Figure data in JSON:
--------------------------------
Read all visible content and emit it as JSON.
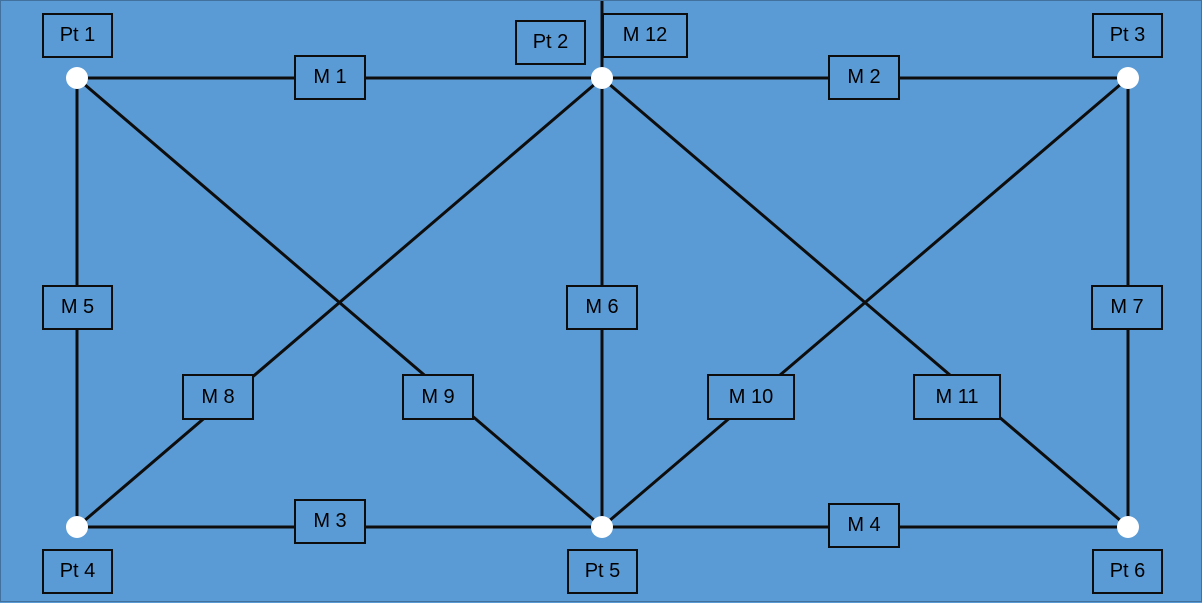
{
  "points": {
    "pt1": "Pt 1",
    "pt2": "Pt 2",
    "pt3": "Pt 3",
    "pt4": "Pt 4",
    "pt5": "Pt 5",
    "pt6": "Pt 6"
  },
  "members": {
    "m1": "M 1",
    "m2": "M 2",
    "m3": "M 3",
    "m4": "M 4",
    "m5": "M 5",
    "m6": "M 6",
    "m7": "M 7",
    "m8": "M 8",
    "m9": "M 9",
    "m10": "M 10",
    "m11": "M 11",
    "m12": "M 12"
  },
  "colors": {
    "background": "#5b9bd5",
    "line": "#0d0d0d",
    "node": "#ffffff"
  }
}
--------------------------------
**Work instructions**
Reproduce the entries above without change, omitting all pictures.

**Task result**
Read all visible content and emit it as JSON.
{
  "points": {
    "pt1": "Pt 1",
    "pt2": "Pt 2",
    "pt3": "Pt 3",
    "pt4": "Pt 4",
    "pt5": "Pt 5",
    "pt6": "Pt 6"
  },
  "members": {
    "m1": "M 1",
    "m2": "M 2",
    "m3": "M 3",
    "m4": "M 4",
    "m5": "M 5",
    "m6": "M 6",
    "m7": "M 7",
    "m8": "M 8",
    "m9": "M 9",
    "m10": "M 10",
    "m11": "M 11",
    "m12": "M 12"
  },
  "colors": {
    "background": "#5b9bd5",
    "line": "#0d0d0d",
    "node": "#ffffff"
  }
}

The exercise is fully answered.